RECORDS PROVIDED:
START

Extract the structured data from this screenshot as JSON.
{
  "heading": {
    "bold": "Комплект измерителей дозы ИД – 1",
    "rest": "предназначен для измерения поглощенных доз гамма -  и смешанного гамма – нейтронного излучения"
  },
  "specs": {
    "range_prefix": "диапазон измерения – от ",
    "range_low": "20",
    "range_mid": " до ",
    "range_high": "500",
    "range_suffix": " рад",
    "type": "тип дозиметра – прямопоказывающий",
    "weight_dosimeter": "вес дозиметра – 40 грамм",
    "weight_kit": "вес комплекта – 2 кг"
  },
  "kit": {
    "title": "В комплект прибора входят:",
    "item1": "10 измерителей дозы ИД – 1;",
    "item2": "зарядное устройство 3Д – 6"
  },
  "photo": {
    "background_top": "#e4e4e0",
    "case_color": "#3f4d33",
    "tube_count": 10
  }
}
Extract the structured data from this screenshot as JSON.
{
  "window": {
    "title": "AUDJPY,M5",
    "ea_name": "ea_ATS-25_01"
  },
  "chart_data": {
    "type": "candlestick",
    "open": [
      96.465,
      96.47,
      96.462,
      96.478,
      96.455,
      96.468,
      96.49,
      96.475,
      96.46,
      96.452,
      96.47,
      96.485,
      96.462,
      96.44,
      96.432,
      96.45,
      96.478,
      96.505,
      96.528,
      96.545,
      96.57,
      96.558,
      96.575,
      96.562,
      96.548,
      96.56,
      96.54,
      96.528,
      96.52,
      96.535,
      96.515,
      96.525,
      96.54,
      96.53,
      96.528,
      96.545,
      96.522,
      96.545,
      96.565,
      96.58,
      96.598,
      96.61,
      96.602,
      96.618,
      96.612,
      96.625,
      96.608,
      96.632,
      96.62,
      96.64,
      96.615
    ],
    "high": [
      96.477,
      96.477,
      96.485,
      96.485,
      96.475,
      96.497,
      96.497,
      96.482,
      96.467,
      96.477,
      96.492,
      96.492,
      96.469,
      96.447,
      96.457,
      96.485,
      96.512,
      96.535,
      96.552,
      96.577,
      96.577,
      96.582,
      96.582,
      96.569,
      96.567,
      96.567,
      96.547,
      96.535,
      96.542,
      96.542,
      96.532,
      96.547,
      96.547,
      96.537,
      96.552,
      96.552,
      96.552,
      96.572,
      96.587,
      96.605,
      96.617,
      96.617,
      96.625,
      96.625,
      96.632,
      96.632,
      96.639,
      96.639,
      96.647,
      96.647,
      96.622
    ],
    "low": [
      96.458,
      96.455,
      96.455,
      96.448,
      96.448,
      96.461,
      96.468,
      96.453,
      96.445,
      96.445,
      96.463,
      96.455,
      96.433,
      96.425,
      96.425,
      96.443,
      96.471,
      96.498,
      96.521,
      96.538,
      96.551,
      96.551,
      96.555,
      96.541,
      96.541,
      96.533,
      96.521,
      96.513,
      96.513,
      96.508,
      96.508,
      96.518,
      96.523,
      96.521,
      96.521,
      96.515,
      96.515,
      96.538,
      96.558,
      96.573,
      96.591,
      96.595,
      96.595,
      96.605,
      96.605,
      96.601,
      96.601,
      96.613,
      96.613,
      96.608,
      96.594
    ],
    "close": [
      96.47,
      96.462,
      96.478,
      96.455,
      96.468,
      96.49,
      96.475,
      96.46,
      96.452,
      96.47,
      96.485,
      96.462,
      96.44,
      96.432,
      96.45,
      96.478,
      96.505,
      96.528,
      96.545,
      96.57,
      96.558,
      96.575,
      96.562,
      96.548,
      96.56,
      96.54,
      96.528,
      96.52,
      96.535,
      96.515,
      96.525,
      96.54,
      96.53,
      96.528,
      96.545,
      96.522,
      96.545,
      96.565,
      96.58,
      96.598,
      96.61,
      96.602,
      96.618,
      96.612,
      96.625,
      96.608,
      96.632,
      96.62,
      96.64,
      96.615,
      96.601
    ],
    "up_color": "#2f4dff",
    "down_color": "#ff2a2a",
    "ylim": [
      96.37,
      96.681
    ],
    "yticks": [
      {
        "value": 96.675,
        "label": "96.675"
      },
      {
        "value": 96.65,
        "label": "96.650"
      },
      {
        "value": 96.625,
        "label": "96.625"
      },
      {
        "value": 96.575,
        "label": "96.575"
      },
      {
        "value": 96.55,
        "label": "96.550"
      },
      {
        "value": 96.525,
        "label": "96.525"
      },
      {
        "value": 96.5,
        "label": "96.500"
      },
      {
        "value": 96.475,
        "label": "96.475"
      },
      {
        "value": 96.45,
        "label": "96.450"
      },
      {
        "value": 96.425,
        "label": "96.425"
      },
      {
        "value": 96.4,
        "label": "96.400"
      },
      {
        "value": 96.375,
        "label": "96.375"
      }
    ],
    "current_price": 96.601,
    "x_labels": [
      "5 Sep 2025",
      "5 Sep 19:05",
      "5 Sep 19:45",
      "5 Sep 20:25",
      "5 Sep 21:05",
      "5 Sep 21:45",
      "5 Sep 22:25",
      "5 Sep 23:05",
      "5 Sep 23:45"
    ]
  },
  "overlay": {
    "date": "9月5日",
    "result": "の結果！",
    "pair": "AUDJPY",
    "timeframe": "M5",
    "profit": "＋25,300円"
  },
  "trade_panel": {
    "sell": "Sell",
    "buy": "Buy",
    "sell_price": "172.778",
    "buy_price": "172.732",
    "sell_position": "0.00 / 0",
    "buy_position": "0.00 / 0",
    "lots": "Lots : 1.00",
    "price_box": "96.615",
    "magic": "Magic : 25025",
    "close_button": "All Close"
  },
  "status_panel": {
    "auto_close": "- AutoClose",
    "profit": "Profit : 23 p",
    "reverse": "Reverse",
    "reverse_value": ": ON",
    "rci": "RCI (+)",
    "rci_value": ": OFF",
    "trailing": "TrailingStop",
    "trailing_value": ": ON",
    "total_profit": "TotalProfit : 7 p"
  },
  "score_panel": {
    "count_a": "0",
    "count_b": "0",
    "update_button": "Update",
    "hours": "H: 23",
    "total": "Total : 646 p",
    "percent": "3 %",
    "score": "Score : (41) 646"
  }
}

END

EXERCISE AIM: Reproduce each entry from the records above, character for character.

WRITTEN RESPONSE:
Extract the structured data from this screenshot as JSON.
{
  "heading": {
    "bold": "Комплект измерителей дозы ИД – 1",
    "rest": "предназначен для измерения поглощенных доз гамма -  и смешанного гамма – нейтронного излучения"
  },
  "specs": {
    "range_prefix": "диапазон измерения – от ",
    "range_low": "20",
    "range_mid": " до ",
    "range_high": "500",
    "range_suffix": " рад",
    "type": "тип дозиметра – прямопоказывающий",
    "weight_dosimeter": "вес дозиметра – 40 грамм",
    "weight_kit": "вес комплекта – 2 кг"
  },
  "kit": {
    "title": "В комплект прибора входят:",
    "item1": "10 измерителей дозы ИД – 1;",
    "item2": "зарядное устройство 3Д – 6"
  },
  "photo": {
    "background_top": "#e4e4e0",
    "case_color": "#3f4d33",
    "tube_count": 10
  }
}
Extract the structured data from this screenshot as JSON.
{
  "window": {
    "title": "AUDJPY,M5",
    "ea_name": "ea_ATS-25_01"
  },
  "chart_data": {
    "type": "candlestick",
    "open": [
      96.465,
      96.47,
      96.462,
      96.478,
      96.455,
      96.468,
      96.49,
      96.475,
      96.46,
      96.452,
      96.47,
      96.485,
      96.462,
      96.44,
      96.432,
      96.45,
      96.478,
      96.505,
      96.528,
      96.545,
      96.57,
      96.558,
      96.575,
      96.562,
      96.548,
      96.56,
      96.54,
      96.528,
      96.52,
      96.535,
      96.515,
      96.525,
      96.54,
      96.53,
      96.528,
      96.545,
      96.522,
      96.545,
      96.565,
      96.58,
      96.598,
      96.61,
      96.602,
      96.618,
      96.612,
      96.625,
      96.608,
      96.632,
      96.62,
      96.64,
      96.615
    ],
    "high": [
      96.477,
      96.477,
      96.485,
      96.485,
      96.475,
      96.497,
      96.497,
      96.482,
      96.467,
      96.477,
      96.492,
      96.492,
      96.469,
      96.447,
      96.457,
      96.485,
      96.512,
      96.535,
      96.552,
      96.577,
      96.577,
      96.582,
      96.582,
      96.569,
      96.567,
      96.567,
      96.547,
      96.535,
      96.542,
      96.542,
      96.532,
      96.547,
      96.547,
      96.537,
      96.552,
      96.552,
      96.552,
      96.572,
      96.587,
      96.605,
      96.617,
      96.617,
      96.625,
      96.625,
      96.632,
      96.632,
      96.639,
      96.639,
      96.647,
      96.647,
      96.622
    ],
    "low": [
      96.458,
      96.455,
      96.455,
      96.448,
      96.448,
      96.461,
      96.468,
      96.453,
      96.445,
      96.445,
      96.463,
      96.455,
      96.433,
      96.425,
      96.425,
      96.443,
      96.471,
      96.498,
      96.521,
      96.538,
      96.551,
      96.551,
      96.555,
      96.541,
      96.541,
      96.533,
      96.521,
      96.513,
      96.513,
      96.508,
      96.508,
      96.518,
      96.523,
      96.521,
      96.521,
      96.515,
      96.515,
      96.538,
      96.558,
      96.573,
      96.591,
      96.595,
      96.595,
      96.605,
      96.605,
      96.601,
      96.601,
      96.613,
      96.613,
      96.608,
      96.594
    ],
    "close": [
      96.47,
      96.462,
      96.478,
      96.455,
      96.468,
      96.49,
      96.475,
      96.46,
      96.452,
      96.47,
      96.485,
      96.462,
      96.44,
      96.432,
      96.45,
      96.478,
      96.505,
      96.528,
      96.545,
      96.57,
      96.558,
      96.575,
      96.562,
      96.548,
      96.56,
      96.54,
      96.528,
      96.52,
      96.535,
      96.515,
      96.525,
      96.54,
      96.53,
      96.528,
      96.545,
      96.522,
      96.545,
      96.565,
      96.58,
      96.598,
      96.61,
      96.602,
      96.618,
      96.612,
      96.625,
      96.608,
      96.632,
      96.62,
      96.64,
      96.615,
      96.601
    ],
    "up_color": "#2f4dff",
    "down_color": "#ff2a2a",
    "ylim": [
      96.37,
      96.681
    ],
    "yticks": [
      {
        "value": 96.675,
        "label": "96.675"
      },
      {
        "value": 96.65,
        "label": "96.650"
      },
      {
        "value": 96.625,
        "label": "96.625"
      },
      {
        "value": 96.575,
        "label": "96.575"
      },
      {
        "value": 96.55,
        "label": "96.550"
      },
      {
        "value": 96.525,
        "label": "96.525"
      },
      {
        "value": 96.5,
        "label": "96.500"
      },
      {
        "value": 96.475,
        "label": "96.475"
      },
      {
        "value": 96.45,
        "label": "96.450"
      },
      {
        "value": 96.425,
        "label": "96.425"
      },
      {
        "value": 96.4,
        "label": "96.400"
      },
      {
        "value": 96.375,
        "label": "96.375"
      }
    ],
    "current_price": 96.601,
    "x_labels": [
      "5 Sep 2025",
      "5 Sep 19:05",
      "5 Sep 19:45",
      "5 Sep 20:25",
      "5 Sep 21:05",
      "5 Sep 21:45",
      "5 Sep 22:25",
      "5 Sep 23:05",
      "5 Sep 23:45"
    ]
  },
  "overlay": {
    "date": "9月5日",
    "result": "の結果！",
    "pair": "AUDJPY",
    "timeframe": "M5",
    "profit": "＋25,300円"
  },
  "trade_panel": {
    "sell": "Sell",
    "buy": "Buy",
    "sell_price": "172.778",
    "buy_price": "172.732",
    "sell_position": "0.00 / 0",
    "buy_position": "0.00 / 0",
    "lots": "Lots : 1.00",
    "price_box": "96.615",
    "magic": "Magic : 25025",
    "close_button": "All Close"
  },
  "status_panel": {
    "auto_close": "- AutoClose",
    "profit": "Profit : 23 p",
    "reverse": "Reverse",
    "reverse_value": ": ON",
    "rci": "RCI (+)",
    "rci_value": ": OFF",
    "trailing": "TrailingStop",
    "trailing_value": ": ON",
    "total_profit": "TotalProfit : 7 p"
  },
  "score_panel": {
    "count_a": "0",
    "count_b": "0",
    "update_button": "Update",
    "hours": "H: 23",
    "total": "Total : 646 p",
    "percent": "3 %",
    "score": "Score : (41) 646"
  }
}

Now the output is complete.